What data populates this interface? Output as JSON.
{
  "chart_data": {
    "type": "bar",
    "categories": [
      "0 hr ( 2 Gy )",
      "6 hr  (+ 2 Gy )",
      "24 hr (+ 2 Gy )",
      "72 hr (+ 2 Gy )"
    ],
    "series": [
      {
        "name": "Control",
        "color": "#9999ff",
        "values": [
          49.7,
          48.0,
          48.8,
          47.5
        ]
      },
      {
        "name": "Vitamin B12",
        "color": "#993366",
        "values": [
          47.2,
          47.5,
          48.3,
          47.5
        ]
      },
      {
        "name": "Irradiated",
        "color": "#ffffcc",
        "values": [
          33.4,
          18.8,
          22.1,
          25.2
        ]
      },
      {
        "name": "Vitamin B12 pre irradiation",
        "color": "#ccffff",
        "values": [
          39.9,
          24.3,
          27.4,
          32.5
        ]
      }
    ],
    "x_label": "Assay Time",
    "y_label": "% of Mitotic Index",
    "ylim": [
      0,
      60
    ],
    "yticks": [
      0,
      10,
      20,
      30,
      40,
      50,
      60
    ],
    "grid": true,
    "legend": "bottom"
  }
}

**TASK BRIEF:** Give all of the entries again, exactly.

**RESPONSE BELOW:**
What data populates this interface? Output as JSON.
{
  "chart_data": {
    "type": "bar",
    "categories": [
      "0 hr ( 2 Gy )",
      "6 hr  (+ 2 Gy )",
      "24 hr (+ 2 Gy )",
      "72 hr (+ 2 Gy )"
    ],
    "series": [
      {
        "name": "Control",
        "color": "#9999ff",
        "values": [
          49.7,
          48.0,
          48.8,
          47.5
        ]
      },
      {
        "name": "Vitamin B12",
        "color": "#993366",
        "values": [
          47.2,
          47.5,
          48.3,
          47.5
        ]
      },
      {
        "name": "Irradiated",
        "color": "#ffffcc",
        "values": [
          33.4,
          18.8,
          22.1,
          25.2
        ]
      },
      {
        "name": "Vitamin B12 pre irradiation",
        "color": "#ccffff",
        "values": [
          39.9,
          24.3,
          27.4,
          32.5
        ]
      }
    ],
    "x_label": "Assay Time",
    "y_label": "% of Mitotic Index",
    "ylim": [
      0,
      60
    ],
    "yticks": [
      0,
      10,
      20,
      30,
      40,
      50,
      60
    ],
    "grid": true,
    "legend": "bottom"
  }
}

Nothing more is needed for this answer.